**Provided material:**
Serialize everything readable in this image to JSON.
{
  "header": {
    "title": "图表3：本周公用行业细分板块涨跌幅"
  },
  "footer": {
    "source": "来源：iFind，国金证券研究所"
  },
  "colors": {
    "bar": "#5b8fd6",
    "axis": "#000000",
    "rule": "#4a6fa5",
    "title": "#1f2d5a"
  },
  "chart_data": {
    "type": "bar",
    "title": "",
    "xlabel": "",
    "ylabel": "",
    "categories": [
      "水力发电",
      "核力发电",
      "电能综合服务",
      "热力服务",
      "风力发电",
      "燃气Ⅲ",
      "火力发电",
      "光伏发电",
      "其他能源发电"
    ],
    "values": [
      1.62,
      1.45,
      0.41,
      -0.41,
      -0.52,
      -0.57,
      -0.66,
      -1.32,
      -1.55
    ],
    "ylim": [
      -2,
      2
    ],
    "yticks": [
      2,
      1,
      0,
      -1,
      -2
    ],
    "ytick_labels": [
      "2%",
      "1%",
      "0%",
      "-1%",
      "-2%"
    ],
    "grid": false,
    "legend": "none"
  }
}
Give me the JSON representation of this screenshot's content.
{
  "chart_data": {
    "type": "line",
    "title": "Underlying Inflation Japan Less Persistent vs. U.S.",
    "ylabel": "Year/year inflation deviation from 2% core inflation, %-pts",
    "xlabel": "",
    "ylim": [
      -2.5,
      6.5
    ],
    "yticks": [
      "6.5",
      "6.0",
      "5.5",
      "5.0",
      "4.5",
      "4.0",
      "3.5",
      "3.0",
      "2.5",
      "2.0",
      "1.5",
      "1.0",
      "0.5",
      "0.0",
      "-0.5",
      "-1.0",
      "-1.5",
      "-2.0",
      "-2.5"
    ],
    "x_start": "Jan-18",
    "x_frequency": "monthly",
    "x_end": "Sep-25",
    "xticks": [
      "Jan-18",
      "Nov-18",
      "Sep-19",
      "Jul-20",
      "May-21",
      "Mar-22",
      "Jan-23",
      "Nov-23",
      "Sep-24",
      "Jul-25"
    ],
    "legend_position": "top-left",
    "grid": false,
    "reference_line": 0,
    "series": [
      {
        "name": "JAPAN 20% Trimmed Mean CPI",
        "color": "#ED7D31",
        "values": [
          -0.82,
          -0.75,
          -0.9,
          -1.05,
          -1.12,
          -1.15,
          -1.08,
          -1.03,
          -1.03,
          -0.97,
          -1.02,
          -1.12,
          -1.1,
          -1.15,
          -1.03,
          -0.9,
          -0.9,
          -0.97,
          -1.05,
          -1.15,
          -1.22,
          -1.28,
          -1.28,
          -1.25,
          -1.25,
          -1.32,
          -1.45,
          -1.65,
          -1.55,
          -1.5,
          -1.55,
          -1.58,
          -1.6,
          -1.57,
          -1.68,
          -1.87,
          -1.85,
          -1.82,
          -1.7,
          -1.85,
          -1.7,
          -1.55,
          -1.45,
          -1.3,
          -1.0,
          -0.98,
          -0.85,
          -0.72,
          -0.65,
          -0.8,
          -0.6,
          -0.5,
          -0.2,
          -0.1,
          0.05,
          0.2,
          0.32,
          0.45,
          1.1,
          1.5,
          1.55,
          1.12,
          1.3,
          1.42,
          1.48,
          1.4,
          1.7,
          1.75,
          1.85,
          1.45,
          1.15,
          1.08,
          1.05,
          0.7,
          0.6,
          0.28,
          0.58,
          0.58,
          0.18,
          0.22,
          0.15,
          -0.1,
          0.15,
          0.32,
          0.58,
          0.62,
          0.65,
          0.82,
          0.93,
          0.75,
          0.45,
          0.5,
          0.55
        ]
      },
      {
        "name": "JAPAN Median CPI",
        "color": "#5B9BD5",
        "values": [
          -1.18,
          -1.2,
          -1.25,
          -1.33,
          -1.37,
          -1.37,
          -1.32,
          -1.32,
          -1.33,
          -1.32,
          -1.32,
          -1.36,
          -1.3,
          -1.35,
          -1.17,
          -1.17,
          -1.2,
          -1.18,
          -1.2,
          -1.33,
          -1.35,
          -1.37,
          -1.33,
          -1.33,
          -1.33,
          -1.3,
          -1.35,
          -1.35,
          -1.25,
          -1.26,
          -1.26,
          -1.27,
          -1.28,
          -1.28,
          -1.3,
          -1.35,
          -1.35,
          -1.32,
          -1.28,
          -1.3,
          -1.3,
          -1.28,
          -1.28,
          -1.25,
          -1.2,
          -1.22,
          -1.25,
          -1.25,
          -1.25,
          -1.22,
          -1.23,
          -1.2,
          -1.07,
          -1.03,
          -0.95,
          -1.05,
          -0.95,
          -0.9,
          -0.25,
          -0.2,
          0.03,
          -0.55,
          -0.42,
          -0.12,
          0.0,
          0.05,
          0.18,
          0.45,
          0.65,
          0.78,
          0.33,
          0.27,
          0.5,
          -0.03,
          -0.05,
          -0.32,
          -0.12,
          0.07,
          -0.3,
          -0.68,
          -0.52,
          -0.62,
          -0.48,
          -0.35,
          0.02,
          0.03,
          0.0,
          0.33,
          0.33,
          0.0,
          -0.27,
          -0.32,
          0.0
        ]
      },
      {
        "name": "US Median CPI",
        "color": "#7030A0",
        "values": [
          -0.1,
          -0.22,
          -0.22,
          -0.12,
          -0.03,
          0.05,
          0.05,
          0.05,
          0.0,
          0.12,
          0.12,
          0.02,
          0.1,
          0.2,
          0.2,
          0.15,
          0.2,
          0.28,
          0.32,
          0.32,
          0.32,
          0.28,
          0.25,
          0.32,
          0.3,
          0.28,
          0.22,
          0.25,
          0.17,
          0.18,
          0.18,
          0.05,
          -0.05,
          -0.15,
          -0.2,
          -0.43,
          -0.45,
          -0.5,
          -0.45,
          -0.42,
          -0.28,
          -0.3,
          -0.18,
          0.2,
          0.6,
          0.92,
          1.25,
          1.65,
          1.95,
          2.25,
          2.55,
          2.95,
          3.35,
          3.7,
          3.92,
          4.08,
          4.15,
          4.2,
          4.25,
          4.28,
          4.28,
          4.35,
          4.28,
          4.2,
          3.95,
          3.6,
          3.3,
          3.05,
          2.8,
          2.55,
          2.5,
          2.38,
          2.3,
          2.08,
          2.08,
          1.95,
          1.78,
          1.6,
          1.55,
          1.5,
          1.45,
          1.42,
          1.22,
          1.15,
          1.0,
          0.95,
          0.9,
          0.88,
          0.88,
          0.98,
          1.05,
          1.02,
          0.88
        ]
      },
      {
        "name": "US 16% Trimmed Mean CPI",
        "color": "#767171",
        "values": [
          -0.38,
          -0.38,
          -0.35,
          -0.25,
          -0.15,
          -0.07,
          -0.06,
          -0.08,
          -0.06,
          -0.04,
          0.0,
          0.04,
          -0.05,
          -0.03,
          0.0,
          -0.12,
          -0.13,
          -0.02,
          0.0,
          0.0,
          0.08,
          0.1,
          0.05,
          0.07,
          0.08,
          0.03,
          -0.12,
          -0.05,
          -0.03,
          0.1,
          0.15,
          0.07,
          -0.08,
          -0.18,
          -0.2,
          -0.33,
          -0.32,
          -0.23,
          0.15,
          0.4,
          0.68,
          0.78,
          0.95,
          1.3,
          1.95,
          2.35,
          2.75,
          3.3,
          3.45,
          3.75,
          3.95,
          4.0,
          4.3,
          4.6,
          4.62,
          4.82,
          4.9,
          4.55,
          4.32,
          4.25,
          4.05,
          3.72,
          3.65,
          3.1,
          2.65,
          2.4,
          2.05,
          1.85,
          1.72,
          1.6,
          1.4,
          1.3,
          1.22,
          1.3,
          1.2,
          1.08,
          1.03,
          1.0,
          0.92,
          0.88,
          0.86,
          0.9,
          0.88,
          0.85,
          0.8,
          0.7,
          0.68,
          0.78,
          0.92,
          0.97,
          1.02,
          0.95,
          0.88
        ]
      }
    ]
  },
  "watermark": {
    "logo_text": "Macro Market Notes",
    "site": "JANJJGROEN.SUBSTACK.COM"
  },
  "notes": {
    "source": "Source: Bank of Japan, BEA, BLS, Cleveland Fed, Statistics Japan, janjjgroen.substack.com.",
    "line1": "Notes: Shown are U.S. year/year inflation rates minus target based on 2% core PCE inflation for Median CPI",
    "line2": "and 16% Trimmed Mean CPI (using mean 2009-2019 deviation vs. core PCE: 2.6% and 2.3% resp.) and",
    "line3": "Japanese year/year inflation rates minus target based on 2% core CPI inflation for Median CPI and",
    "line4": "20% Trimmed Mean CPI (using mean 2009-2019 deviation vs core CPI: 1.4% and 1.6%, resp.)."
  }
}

**Required task:** Return each line among the entries that holds the word "core".

**Exercise answer:**
    "ylabel": "Year/year inflation deviation from 2% core inflation, %-pts",
    "line1": "Notes: Shown are U.S. year/year inflation rates minus target based on 2% core PCE inflation for Median CPI",
    "line2": "and 16% Trimmed Mean CPI (using mean 2009-2019 deviation vs. core PCE: 2.6% and 2.3% resp.) and",
    "line3": "Japanese year/year inflation rates minus target based on 2% core CPI inflation for Median CPI and",
    "line4": "20% Trimmed Mean CPI (using mean 2009-2019 deviation vs core CPI: 1.4% and 1.6%, resp.)."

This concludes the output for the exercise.